(Entries from a dataset)
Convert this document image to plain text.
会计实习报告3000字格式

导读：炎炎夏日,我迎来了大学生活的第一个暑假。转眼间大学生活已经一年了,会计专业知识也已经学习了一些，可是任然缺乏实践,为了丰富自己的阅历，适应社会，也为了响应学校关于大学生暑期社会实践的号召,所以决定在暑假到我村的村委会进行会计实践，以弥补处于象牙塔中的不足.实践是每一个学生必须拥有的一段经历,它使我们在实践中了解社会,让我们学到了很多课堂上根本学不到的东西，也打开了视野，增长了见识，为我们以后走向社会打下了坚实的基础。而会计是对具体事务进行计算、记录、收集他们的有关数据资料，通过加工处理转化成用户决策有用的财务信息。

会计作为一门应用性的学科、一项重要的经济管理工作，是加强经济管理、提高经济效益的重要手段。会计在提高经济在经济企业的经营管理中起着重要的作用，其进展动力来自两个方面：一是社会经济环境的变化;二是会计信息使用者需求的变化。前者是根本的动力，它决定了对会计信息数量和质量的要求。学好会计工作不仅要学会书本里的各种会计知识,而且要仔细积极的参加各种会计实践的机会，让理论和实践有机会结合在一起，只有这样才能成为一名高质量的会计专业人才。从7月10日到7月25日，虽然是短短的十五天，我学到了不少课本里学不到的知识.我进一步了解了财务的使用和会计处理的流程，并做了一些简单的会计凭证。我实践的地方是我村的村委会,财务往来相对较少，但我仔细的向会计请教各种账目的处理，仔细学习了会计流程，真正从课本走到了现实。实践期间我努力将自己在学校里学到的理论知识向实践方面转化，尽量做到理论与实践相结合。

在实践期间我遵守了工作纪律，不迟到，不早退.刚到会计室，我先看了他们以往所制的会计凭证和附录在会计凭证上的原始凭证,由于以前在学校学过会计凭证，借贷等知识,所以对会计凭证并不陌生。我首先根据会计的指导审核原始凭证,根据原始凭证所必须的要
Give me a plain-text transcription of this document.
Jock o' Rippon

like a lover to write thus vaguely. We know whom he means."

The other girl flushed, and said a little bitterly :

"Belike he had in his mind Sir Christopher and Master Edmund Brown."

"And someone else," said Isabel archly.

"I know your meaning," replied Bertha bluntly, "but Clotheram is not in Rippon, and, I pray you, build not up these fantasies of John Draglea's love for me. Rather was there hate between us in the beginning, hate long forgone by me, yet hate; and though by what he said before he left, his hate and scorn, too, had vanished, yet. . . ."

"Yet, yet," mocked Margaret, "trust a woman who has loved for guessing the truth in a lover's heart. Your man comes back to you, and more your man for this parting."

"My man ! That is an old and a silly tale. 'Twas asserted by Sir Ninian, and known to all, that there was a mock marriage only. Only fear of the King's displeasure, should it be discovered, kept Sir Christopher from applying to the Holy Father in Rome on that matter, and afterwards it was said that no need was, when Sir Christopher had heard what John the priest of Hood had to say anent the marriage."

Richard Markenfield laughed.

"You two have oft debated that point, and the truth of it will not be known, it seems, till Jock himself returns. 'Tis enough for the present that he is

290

GIVEN PROBLEM>
Go through the listing above and report how many of its lines contain the word "text", with only the number as output.

EXERCISE SOLUTION>
2